### Brano scelto ###

Euro, spread e tassi: 10 domande alla Merkel, di Renato Brunetta, Il Giornale, 18.11.2013 h. 18:58

A Come risponde la Germania alla sanzione che la Commissione europea le ha inflitto per aver superato il limite, tra l’altro definito ad hoc nel Six Pack e nel Fiscal Compact, del 6% di surplus della bilancia dei pagamenti? Con l’unione monetaria, la Germania ha beneficiato di un tasso di cambio di fatto favorevole (euro sottovalutato rispetto al marco), che ha rilanciato il commercio con gli altri Paesi e le esportazioni, nella totale assenza di politiche redistributive e di riequilibrio. Squilibri crescenti nella bilancia dei pagamenti per cui l’euro tedesco, contro ogni volontà e sogno, ha di fatto distrutto le economie europee. Da qui la multa, sia pur a scoppio ritardato, della Commissione europea. Come commenta Angela Merkel?

### Record di dati ###

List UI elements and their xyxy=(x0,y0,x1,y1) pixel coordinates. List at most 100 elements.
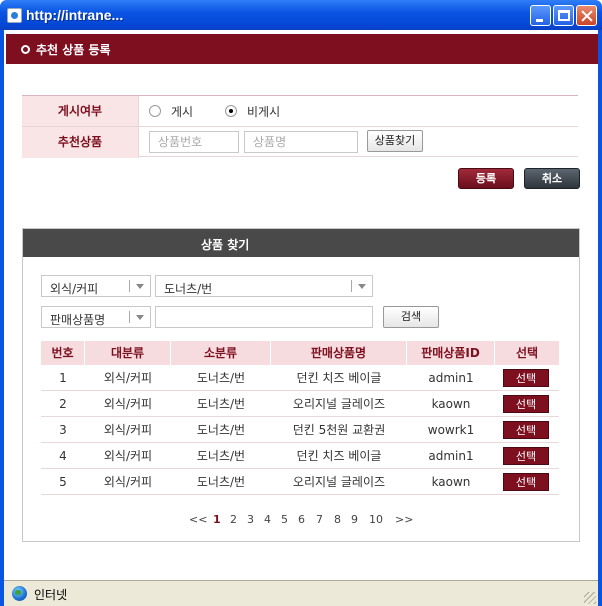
product-label: 추천상품 xyxy=(22,127,139,158)
cell-category1: 외식/커피 xyxy=(103,475,153,489)
cell-category2: 도너츠/번 xyxy=(196,475,246,489)
table-row: 4 외식/커피 도너츠/번 던킨 치즈 베이글 admin1 선택 xyxy=(41,443,559,469)
cell-select: 선택 xyxy=(495,365,559,390)
cell-no: 5 xyxy=(59,475,67,489)
product-no-field[interactable] xyxy=(149,131,239,153)
select-separator xyxy=(129,311,130,323)
col-product-id: 판매상품ID xyxy=(407,341,495,365)
globe-icon xyxy=(12,586,27,601)
minimize-button[interactable] xyxy=(530,5,551,26)
select-button[interactable]: 선택 xyxy=(503,447,549,465)
search-panel-title: 상품 찾기 xyxy=(201,238,250,252)
category1-select[interactable]: 외식/커피 xyxy=(41,275,151,297)
table-row: 3 외식/커피 도너츠/번 던킨 5천원 교환권 wowrk1 선택 xyxy=(41,417,559,443)
status-zone-text: 인터넷 xyxy=(34,588,68,602)
cell-category2: 도너츠/번 xyxy=(196,449,246,463)
product-row: 추천상품 상품찾기 xyxy=(22,127,578,158)
cell-category1: 외식/커피 xyxy=(103,423,153,437)
cell-no: 3 xyxy=(59,423,67,437)
pager-page-link[interactable]: 9 xyxy=(351,513,358,526)
display-row: 게시여부 게시 비게시 xyxy=(22,96,578,127)
category2-value: 도너츠/번 xyxy=(164,282,213,296)
pager-page-link[interactable]: 1 xyxy=(213,513,221,526)
cell-product-name: 던킨 치즈 베이글 xyxy=(296,449,382,463)
select-button[interactable]: 선택 xyxy=(503,421,549,439)
cell-select: 선택 xyxy=(495,417,559,442)
table-row: 5 외식/커피 도너츠/번 오리지널 글레이즈 kaown 선택 xyxy=(41,469,559,495)
product-search-panel: 상품 찾기 외식/커피 도너츠/번 판매상품명 검색 번호 대분류 소분류 판매… xyxy=(22,228,580,542)
ie-page-icon xyxy=(7,8,22,23)
cancel-button[interactable]: 취소 xyxy=(524,168,580,189)
window-title: http://intrane... xyxy=(26,7,124,23)
search-field-value: 판매상품명 xyxy=(50,313,106,327)
product-name-input[interactable] xyxy=(245,132,357,152)
cell-product-id: kaown xyxy=(431,397,471,411)
cell-category2: 도너츠/번 xyxy=(196,423,246,437)
cell-product-name: 던킨 치즈 베이글 xyxy=(296,371,382,385)
radio-display-yes[interactable] xyxy=(149,105,161,117)
search-panel-header: 상품 찾기 xyxy=(23,229,579,257)
cell-category2: 도너츠/번 xyxy=(196,371,246,385)
cell-select: 선택 xyxy=(495,391,559,416)
cell-product-id: admin1 xyxy=(428,371,474,385)
search-field-select[interactable]: 판매상품명 xyxy=(41,306,151,328)
category1-value: 외식/커피 xyxy=(50,282,99,296)
find-product-button[interactable]: 상품찾기 xyxy=(367,130,423,152)
pager-page-link[interactable]: 10 xyxy=(369,513,383,526)
page-title: 추천 상품 등록 xyxy=(36,43,111,57)
status-bar: 인터넷 xyxy=(4,580,598,606)
chevron-down-icon xyxy=(136,315,144,320)
cell-product-name: 던킨 5천원 교환권 xyxy=(292,423,386,437)
keyword-field[interactable] xyxy=(155,306,373,328)
cell-category1: 외식/커피 xyxy=(103,371,153,385)
col-category1: 대분류 xyxy=(85,341,171,365)
resize-grip-icon[interactable] xyxy=(584,592,596,604)
cell-category2: 도너츠/번 xyxy=(196,397,246,411)
radio-display-no-label: 비게시 xyxy=(247,105,281,119)
keyword-input[interactable] xyxy=(156,307,372,327)
radio-display-no[interactable] xyxy=(225,105,237,117)
select-button[interactable]: 선택 xyxy=(503,395,549,413)
chevron-down-icon xyxy=(136,284,144,289)
select-separator xyxy=(351,280,352,292)
select-separator xyxy=(129,280,130,292)
pager-page-link[interactable]: 8 xyxy=(334,513,341,526)
select-button[interactable]: 선택 xyxy=(503,473,549,491)
table-row: 1 외식/커피 도너츠/번 던킨 치즈 베이글 admin1 선택 xyxy=(41,365,559,391)
pager-next-link[interactable]: >> xyxy=(395,513,413,526)
title-bar: http://intrane... xyxy=(0,0,602,30)
cell-product-name: 오리지널 글레이즈 xyxy=(292,475,386,489)
col-no: 번호 xyxy=(41,341,85,365)
radio-display-yes-label: 게시 xyxy=(171,105,194,119)
maximize-button[interactable] xyxy=(553,5,574,26)
select-button[interactable]: 선택 xyxy=(503,369,549,387)
product-no-input[interactable] xyxy=(150,132,238,152)
col-product-name: 판매상품명 xyxy=(271,341,407,365)
pager-page-link[interactable]: 6 xyxy=(298,513,305,526)
pager-page-link[interactable]: 4 xyxy=(264,513,271,526)
pager-page-link[interactable]: 2 xyxy=(230,513,237,526)
col-category2: 소분류 xyxy=(171,341,271,365)
col-select: 선택 xyxy=(515,346,539,360)
cell-product-name: 오리지널 글레이즈 xyxy=(292,397,386,411)
pager-page-link[interactable]: 3 xyxy=(247,513,254,526)
cell-no: 1 xyxy=(59,371,67,385)
browser-window: http://intrane... 추천 상품 등록 게시여부 게시 비게시 추… xyxy=(0,0,602,606)
display-label: 게시여부 xyxy=(22,96,139,126)
cell-no: 4 xyxy=(59,449,67,463)
close-button[interactable] xyxy=(576,5,597,26)
pager-page-link[interactable]: 7 xyxy=(316,513,323,526)
circle-bullet-icon xyxy=(21,45,30,54)
pager-page-link[interactable]: 5 xyxy=(281,513,288,526)
cell-product-id: wowrk1 xyxy=(427,423,475,437)
page-header: 추천 상품 등록 xyxy=(6,34,598,64)
table-header: 번호 대분류 소분류 판매상품명 판매상품ID 선택 xyxy=(41,341,559,365)
category2-select[interactable]: 도너츠/번 xyxy=(155,275,373,297)
pager-prev-link[interactable]: << xyxy=(189,513,207,526)
register-form: 게시여부 게시 비게시 추천상품 상품찾기 xyxy=(22,95,578,158)
cell-product-id: admin1 xyxy=(428,449,474,463)
search-button[interactable]: 검색 xyxy=(383,306,439,328)
product-name-field[interactable] xyxy=(244,131,358,153)
register-button[interactable]: 등록 xyxy=(458,168,514,189)
cell-no: 2 xyxy=(59,397,67,411)
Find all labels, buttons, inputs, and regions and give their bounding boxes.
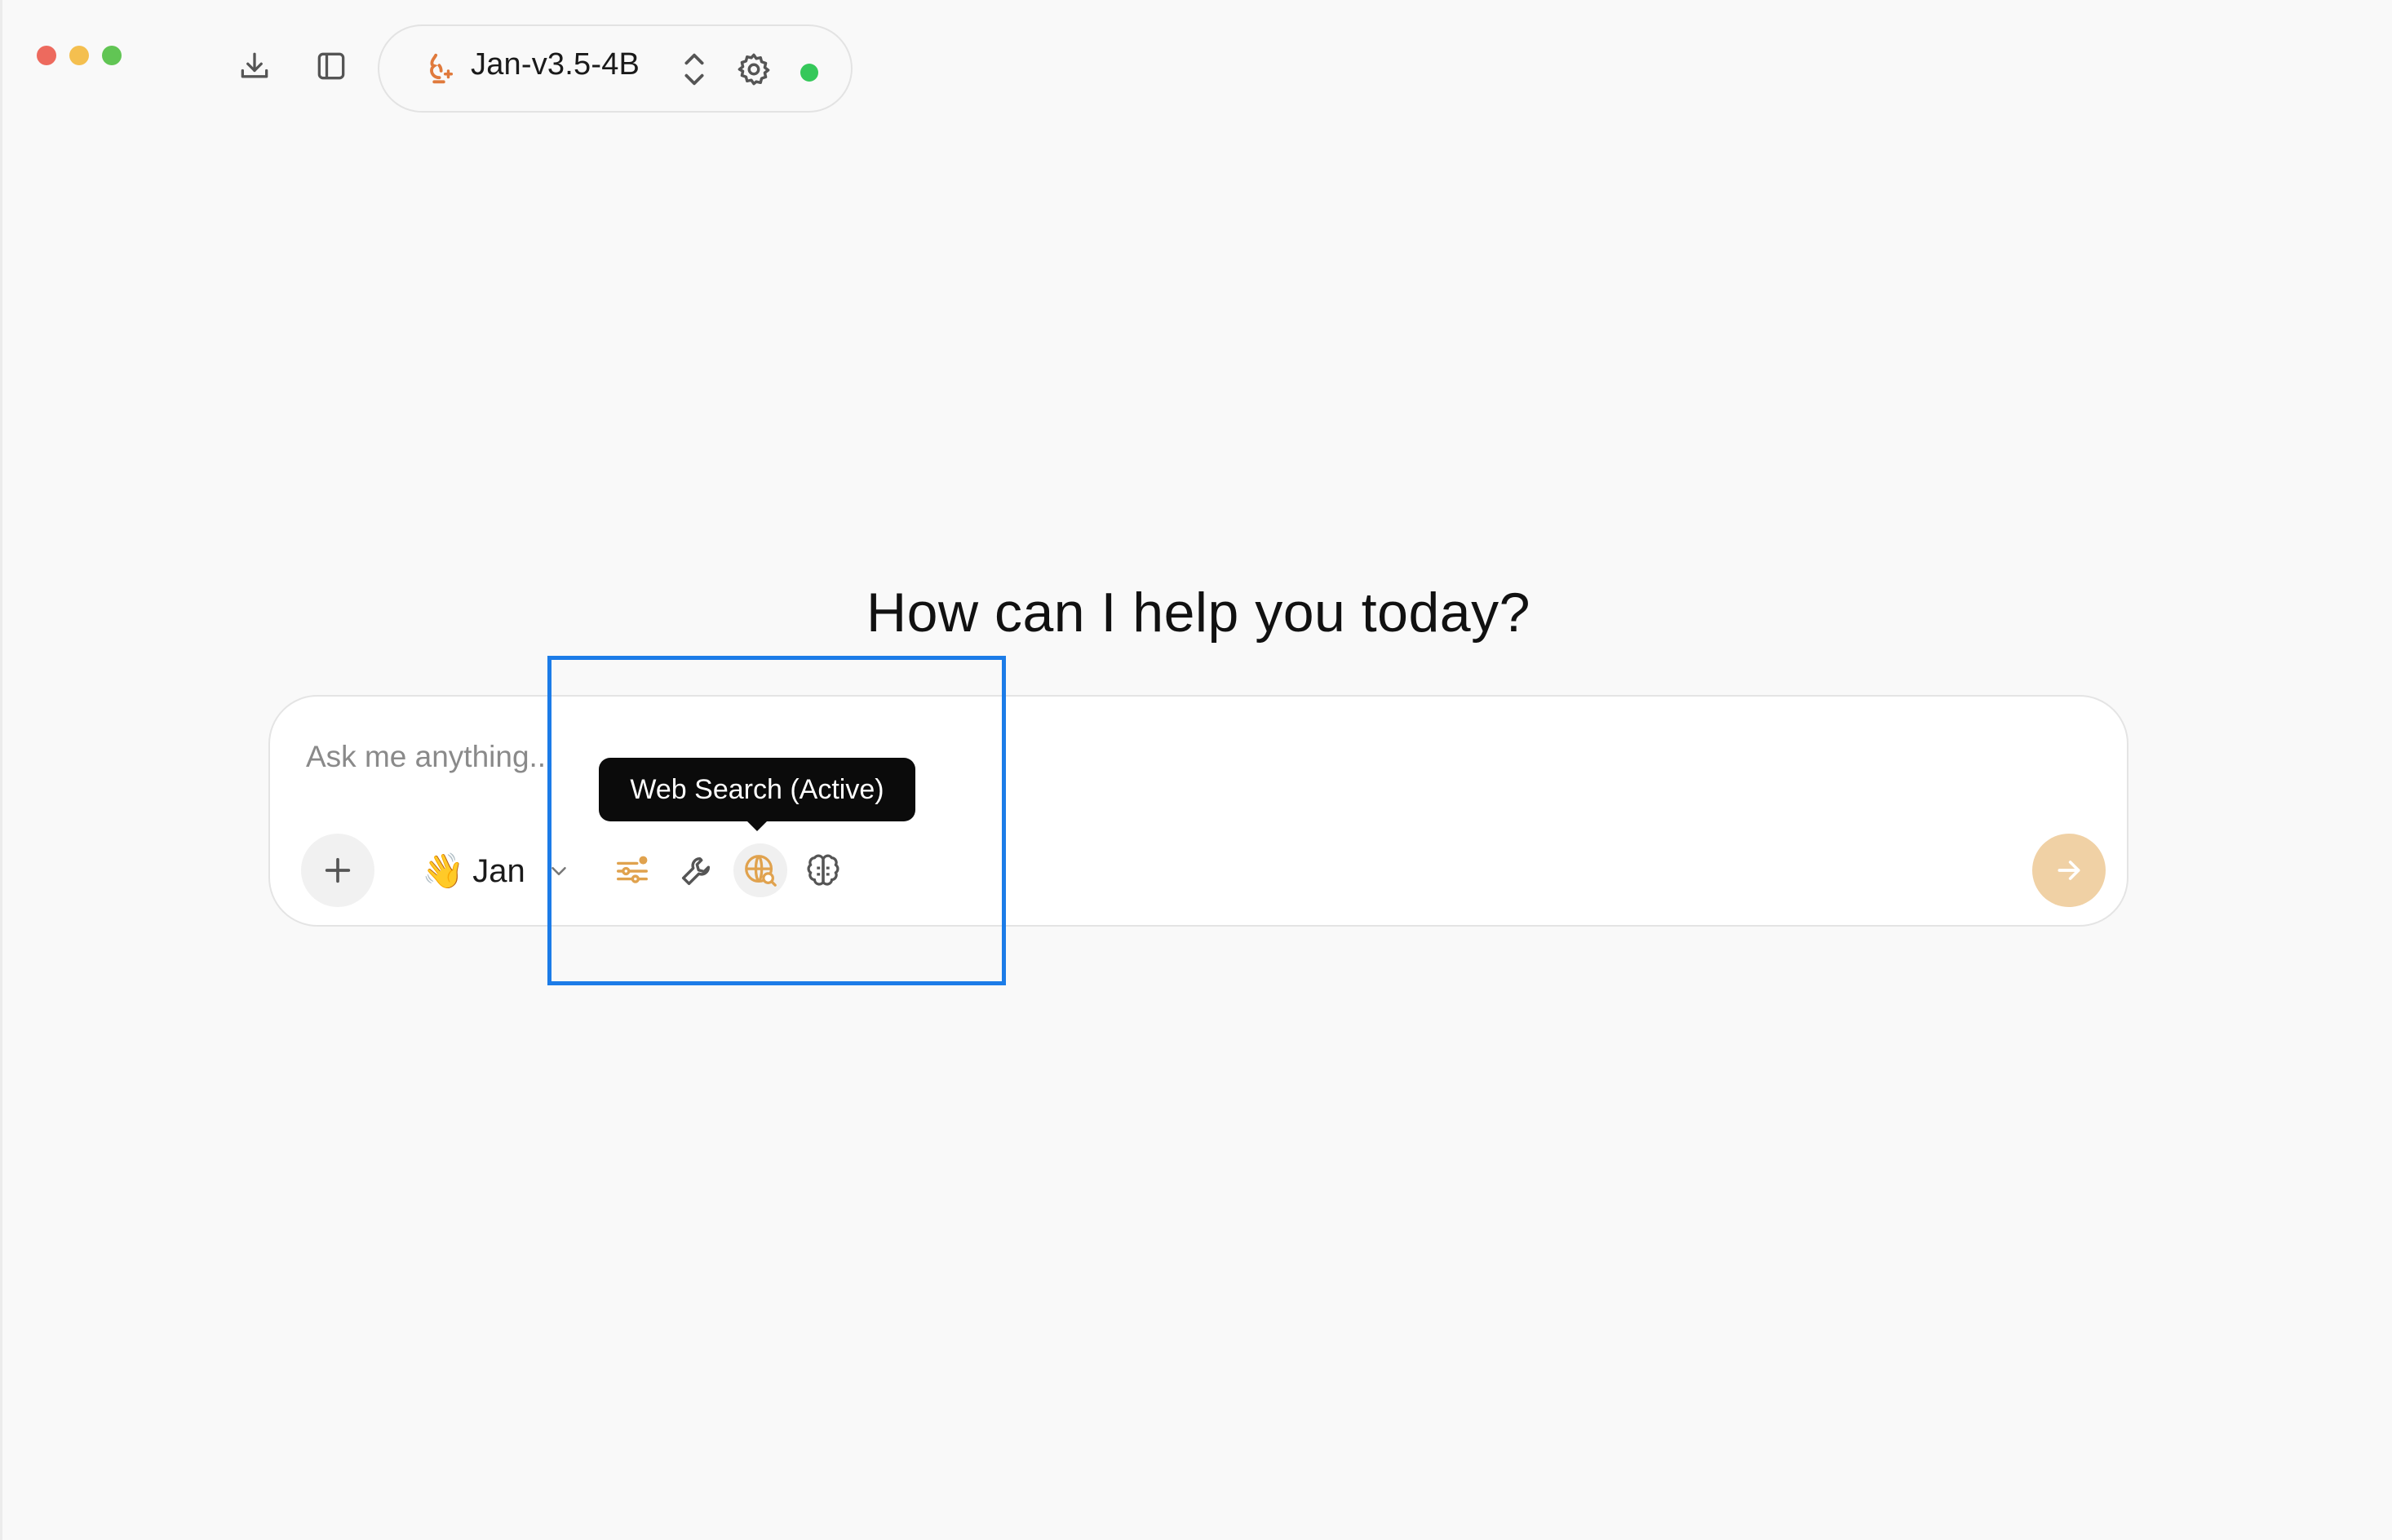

###

Parti dell'esercizio:
- 1) Secondo il brano, quale limite di surplus della bilancia dei pagamenti ha superato la Germania?
- 2) Riporta parola per parola il tratto del brano che inizia dalle parole "A Come risponde la" e si chiude dopo le parole "commenta Angela Merkel?".
I record non hanno alcun legame con il brano.

Risposte per compito:
- 1) Il 6%.

- 2)
A Come risponde la Germania alla sanzione che la Commissione europea le ha inflitto per aver superato il limite, tra l’altro definito ad hoc nel Six Pack e nel Fiscal Compact, del 6% di surplus della bilancia dei pagamenti? Con l’unione monetaria, la Germania ha beneficiato di un tasso di cambio di fatto favorevole (euro sottovalutato rispetto al marco), che ha rilanciato il commercio con gli altri Paesi e le esportazioni, nella totale assenza di politiche redistributive e di riequilibrio. Squilibri crescenti nella bilancia dei pagamenti per cui l’euro tedesco, contro ogni volontà e sogno, ha di fatto distrutto le economie europee. Da qui la multa, sia pur a scoppio ritardato, della Commissione europea. Come commenta Angela Merkel?